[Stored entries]
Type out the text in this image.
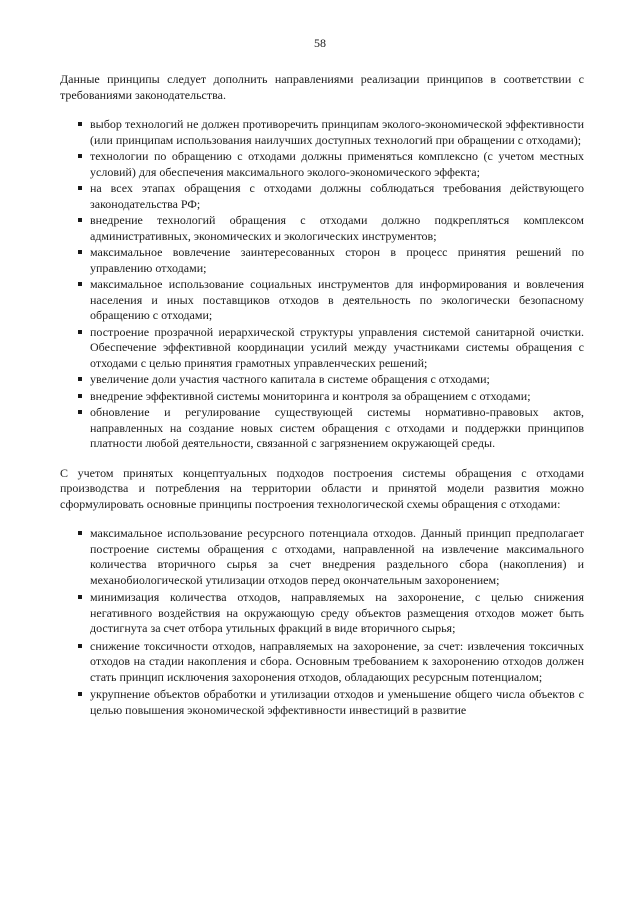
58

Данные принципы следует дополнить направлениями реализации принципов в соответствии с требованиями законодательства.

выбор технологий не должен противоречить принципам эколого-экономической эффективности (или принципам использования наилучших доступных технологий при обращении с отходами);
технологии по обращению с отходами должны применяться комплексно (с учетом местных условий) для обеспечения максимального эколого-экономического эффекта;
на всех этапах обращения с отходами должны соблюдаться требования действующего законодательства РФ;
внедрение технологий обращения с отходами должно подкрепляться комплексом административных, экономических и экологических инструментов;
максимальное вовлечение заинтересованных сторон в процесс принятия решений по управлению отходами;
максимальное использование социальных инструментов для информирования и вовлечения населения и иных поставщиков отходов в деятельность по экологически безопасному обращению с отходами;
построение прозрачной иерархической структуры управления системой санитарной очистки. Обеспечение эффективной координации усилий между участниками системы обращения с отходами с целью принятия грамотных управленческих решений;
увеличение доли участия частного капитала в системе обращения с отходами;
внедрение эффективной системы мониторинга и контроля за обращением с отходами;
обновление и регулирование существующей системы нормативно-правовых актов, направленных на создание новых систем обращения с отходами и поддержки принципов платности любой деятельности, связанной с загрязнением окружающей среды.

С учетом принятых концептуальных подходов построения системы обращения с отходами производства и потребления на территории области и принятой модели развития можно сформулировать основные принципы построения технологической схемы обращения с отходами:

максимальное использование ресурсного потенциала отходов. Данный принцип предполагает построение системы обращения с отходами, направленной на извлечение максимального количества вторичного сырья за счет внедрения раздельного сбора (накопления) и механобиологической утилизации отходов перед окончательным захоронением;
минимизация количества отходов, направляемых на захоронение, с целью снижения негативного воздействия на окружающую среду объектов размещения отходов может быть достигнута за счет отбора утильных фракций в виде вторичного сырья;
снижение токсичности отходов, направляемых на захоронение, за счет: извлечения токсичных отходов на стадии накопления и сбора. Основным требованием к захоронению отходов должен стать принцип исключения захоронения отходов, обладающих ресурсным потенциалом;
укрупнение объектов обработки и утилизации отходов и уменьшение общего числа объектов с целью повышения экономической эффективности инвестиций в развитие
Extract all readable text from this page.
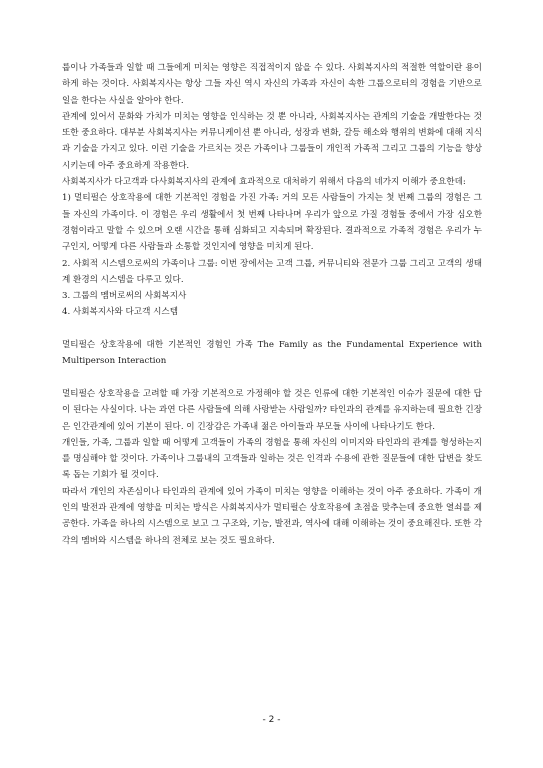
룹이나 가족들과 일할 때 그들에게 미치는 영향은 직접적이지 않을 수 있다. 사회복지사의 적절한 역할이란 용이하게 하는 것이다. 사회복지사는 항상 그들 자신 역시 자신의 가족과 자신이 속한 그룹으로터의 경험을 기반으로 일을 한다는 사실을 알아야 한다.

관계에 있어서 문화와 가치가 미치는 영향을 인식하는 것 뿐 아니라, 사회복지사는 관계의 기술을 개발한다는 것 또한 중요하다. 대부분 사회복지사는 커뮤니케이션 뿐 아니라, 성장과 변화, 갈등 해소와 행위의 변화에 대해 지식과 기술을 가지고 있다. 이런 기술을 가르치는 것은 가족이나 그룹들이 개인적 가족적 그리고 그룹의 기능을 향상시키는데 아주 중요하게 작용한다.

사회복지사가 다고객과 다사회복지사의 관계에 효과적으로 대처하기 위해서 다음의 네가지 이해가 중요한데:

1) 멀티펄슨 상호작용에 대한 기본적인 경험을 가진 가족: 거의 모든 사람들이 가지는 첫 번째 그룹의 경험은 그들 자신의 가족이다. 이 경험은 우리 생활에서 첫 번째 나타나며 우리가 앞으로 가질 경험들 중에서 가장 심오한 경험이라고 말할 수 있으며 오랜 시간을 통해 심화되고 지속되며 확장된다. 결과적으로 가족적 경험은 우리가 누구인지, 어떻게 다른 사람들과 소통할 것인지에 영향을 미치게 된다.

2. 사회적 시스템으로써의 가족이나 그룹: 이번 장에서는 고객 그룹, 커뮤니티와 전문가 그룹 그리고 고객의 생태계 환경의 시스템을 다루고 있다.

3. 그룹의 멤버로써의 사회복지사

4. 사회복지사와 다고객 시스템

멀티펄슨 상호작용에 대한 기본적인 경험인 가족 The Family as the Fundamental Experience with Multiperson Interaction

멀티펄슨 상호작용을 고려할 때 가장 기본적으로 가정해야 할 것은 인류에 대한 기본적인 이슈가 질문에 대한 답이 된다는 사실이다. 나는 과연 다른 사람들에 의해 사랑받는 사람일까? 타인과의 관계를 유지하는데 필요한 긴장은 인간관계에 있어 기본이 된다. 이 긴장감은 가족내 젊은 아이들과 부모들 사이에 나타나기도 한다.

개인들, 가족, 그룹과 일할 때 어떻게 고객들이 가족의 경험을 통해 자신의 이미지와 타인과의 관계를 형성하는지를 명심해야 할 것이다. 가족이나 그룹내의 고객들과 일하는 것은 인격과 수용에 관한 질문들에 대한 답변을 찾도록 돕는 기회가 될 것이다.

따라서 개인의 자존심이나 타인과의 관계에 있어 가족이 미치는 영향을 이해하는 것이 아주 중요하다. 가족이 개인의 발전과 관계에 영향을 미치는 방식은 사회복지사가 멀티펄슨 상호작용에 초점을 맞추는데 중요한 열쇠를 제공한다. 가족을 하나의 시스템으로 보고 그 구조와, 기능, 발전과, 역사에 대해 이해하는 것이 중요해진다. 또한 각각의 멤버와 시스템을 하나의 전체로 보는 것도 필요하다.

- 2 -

• _Problem description_: Say how many lines in the entries contain the string "обращения", and leave out everything else.

• _Answer to this problem_: 7